Your task is to repeat all of the material exactly.

_____

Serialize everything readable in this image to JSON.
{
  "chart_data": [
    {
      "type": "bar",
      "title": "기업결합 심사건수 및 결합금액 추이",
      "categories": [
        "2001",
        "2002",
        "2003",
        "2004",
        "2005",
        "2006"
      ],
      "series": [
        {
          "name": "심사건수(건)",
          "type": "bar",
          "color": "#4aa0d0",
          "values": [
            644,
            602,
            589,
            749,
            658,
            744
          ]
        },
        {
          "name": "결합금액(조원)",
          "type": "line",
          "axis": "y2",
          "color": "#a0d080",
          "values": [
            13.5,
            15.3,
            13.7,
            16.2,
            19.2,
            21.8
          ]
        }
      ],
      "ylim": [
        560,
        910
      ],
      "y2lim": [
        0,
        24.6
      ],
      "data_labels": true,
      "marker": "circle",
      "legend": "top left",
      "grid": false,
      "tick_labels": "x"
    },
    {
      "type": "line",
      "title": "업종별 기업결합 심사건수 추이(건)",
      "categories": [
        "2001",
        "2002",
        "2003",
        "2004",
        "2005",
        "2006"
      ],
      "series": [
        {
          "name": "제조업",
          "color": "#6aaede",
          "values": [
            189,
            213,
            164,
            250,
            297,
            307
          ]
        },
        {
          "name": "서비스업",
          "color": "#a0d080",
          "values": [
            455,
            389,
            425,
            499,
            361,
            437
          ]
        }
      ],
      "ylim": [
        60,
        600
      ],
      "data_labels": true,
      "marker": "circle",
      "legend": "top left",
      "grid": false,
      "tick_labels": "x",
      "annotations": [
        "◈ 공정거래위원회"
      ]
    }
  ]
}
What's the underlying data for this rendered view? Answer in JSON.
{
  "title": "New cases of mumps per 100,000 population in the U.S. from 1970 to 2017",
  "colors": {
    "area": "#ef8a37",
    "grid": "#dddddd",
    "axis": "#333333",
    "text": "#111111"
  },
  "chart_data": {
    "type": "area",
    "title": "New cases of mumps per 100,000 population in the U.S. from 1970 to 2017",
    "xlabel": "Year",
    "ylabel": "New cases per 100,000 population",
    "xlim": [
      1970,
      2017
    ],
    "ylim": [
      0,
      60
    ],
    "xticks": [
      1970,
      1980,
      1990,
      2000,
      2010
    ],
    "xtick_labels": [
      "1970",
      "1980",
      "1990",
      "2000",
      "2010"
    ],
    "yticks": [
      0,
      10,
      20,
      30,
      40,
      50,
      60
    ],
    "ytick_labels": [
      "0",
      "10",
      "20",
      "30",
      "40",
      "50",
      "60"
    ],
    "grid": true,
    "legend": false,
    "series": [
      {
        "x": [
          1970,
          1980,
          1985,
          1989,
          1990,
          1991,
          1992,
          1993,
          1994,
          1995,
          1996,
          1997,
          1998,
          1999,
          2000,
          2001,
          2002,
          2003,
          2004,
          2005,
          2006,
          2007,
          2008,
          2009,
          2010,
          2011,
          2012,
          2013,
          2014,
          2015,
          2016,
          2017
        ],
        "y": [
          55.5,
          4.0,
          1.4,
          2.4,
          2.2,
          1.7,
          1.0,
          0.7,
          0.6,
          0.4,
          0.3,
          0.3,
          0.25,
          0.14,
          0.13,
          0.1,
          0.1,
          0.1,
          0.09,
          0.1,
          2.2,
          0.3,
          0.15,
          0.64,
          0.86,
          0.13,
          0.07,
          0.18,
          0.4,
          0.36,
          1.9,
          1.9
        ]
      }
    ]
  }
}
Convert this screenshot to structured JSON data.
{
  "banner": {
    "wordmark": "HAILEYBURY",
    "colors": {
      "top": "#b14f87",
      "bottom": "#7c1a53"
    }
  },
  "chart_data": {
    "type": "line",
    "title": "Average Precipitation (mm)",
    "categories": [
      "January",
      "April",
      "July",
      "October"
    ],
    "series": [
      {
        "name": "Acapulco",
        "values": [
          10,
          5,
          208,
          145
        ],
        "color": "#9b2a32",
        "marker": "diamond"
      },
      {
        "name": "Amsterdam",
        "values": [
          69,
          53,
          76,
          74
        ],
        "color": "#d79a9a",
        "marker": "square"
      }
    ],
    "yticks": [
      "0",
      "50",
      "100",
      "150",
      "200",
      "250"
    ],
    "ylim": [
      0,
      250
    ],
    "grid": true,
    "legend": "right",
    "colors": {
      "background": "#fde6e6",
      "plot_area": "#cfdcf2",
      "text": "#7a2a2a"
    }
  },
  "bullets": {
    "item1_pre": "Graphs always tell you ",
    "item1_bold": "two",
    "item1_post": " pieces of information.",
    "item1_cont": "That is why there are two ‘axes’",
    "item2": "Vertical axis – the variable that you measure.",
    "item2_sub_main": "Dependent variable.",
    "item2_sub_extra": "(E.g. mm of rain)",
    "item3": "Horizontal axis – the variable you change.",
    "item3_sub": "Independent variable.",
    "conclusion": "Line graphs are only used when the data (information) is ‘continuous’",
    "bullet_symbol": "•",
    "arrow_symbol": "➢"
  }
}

_____

**Reply to the task:**
Serialize everything readable in this image to JSON.
{
  "chart_data": [
    {
      "type": "bar",
      "title": "기업결합 심사건수 및 결합금액 추이",
      "categories": [
        "2001",
        "2002",
        "2003",
        "2004",
        "2005",
        "2006"
      ],
      "series": [
        {
          "name": "심사건수(건)",
          "type": "bar",
          "color": "#4aa0d0",
          "values": [
            644,
            602,
            589,
            749,
            658,
            744
          ]
        },
        {
          "name": "결합금액(조원)",
          "type": "line",
          "axis": "y2",
          "color": "#a0d080",
          "values": [
            13.5,
            15.3,
            13.7,
            16.2,
            19.2,
            21.8
          ]
        }
      ],
      "ylim": [
        560,
        910
      ],
      "y2lim": [
        0,
        24.6
      ],
      "data_labels": true,
      "marker": "circle",
      "legend": "top left",
      "grid": false,
      "tick_labels": "x"
    },
    {
      "type": "line",
      "title": "업종별 기업결합 심사건수 추이(건)",
      "categories": [
        "2001",
        "2002",
        "2003",
        "2004",
        "2005",
        "2006"
      ],
      "series": [
        {
          "name": "제조업",
          "color": "#6aaede",
          "values": [
            189,
            213,
            164,
            250,
            297,
            307
          ]
        },
        {
          "name": "서비스업",
          "color": "#a0d080",
          "values": [
            455,
            389,
            425,
            499,
            361,
            437
          ]
        }
      ],
      "ylim": [
        60,
        600
      ],
      "data_labels": true,
      "marker": "circle",
      "legend": "top left",
      "grid": false,
      "tick_labels": "x",
      "annotations": [
        "◈ 공정거래위원회"
      ]
    }
  ]
}
What's the underlying data for this rendered view? Answer in JSON.
{
  "title": "New cases of mumps per 100,000 population in the U.S. from 1970 to 2017",
  "colors": {
    "area": "#ef8a37",
    "grid": "#dddddd",
    "axis": "#333333",
    "text": "#111111"
  },
  "chart_data": {
    "type": "area",
    "title": "New cases of mumps per 100,000 population in the U.S. from 1970 to 2017",
    "xlabel": "Year",
    "ylabel": "New cases per 100,000 population",
    "xlim": [
      1970,
      2017
    ],
    "ylim": [
      0,
      60
    ],
    "xticks": [
      1970,
      1980,
      1990,
      2000,
      2010
    ],
    "xtick_labels": [
      "1970",
      "1980",
      "1990",
      "2000",
      "2010"
    ],
    "yticks": [
      0,
      10,
      20,
      30,
      40,
      50,
      60
    ],
    "ytick_labels": [
      "0",
      "10",
      "20",
      "30",
      "40",
      "50",
      "60"
    ],
    "grid": true,
    "legend": false,
    "series": [
      {
        "x": [
          1970,
          1980,
          1985,
          1989,
          1990,
          1991,
          1992,
          1993,
          1994,
          1995,
          1996,
          1997,
          1998,
          1999,
          2000,
          2001,
          2002,
          2003,
          2004,
          2005,
          2006,
          2007,
          2008,
          2009,
          2010,
          2011,
          2012,
          2013,
          2014,
          2015,
          2016,
          2017
        ],
        "y": [
          55.5,
          4.0,
          1.4,
          2.4,
          2.2,
          1.7,
          1.0,
          0.7,
          0.6,
          0.4,
          0.3,
          0.3,
          0.25,
          0.14,
          0.13,
          0.1,
          0.1,
          0.1,
          0.09,
          0.1,
          2.2,
          0.3,
          0.15,
          0.64,
          0.86,
          0.13,
          0.07,
          0.18,
          0.4,
          0.36,
          1.9,
          1.9
        ]
      }
    ]
  }
}
Convert this screenshot to structured JSON data.
{
  "banner": {
    "wordmark": "HAILEYBURY",
    "colors": {
      "top": "#b14f87",
      "bottom": "#7c1a53"
    }
  },
  "chart_data": {
    "type": "line",
    "title": "Average Precipitation (mm)",
    "categories": [
      "January",
      "April",
      "July",
      "October"
    ],
    "series": [
      {
        "name": "Acapulco",
        "values": [
          10,
          5,
          208,
          145
        ],
        "color": "#9b2a32",
        "marker": "diamond"
      },
      {
        "name": "Amsterdam",
        "values": [
          69,
          53,
          76,
          74
        ],
        "color": "#d79a9a",
        "marker": "square"
      }
    ],
    "yticks": [
      "0",
      "50",
      "100",
      "150",
      "200",
      "250"
    ],
    "ylim": [
      0,
      250
    ],
    "grid": true,
    "legend": "right",
    "colors": {
      "background": "#fde6e6",
      "plot_area": "#cfdcf2",
      "text": "#7a2a2a"
    }
  },
  "bullets": {
    "item1_pre": "Graphs always tell you ",
    "item1_bold": "two",
    "item1_post": " pieces of information.",
    "item1_cont": "That is why there are two ‘axes’",
    "item2": "Vertical axis – the variable that you measure.",
    "item2_sub_main": "Dependent variable.",
    "item2_sub_extra": "(E.g. mm of rain)",
    "item3": "Horizontal axis – the variable you change.",
    "item3_sub": "Independent variable.",
    "conclusion": "Line graphs are only used when the data (information) is ‘continuous’",
    "bullet_symbol": "•",
    "arrow_symbol": "➢"
  }
}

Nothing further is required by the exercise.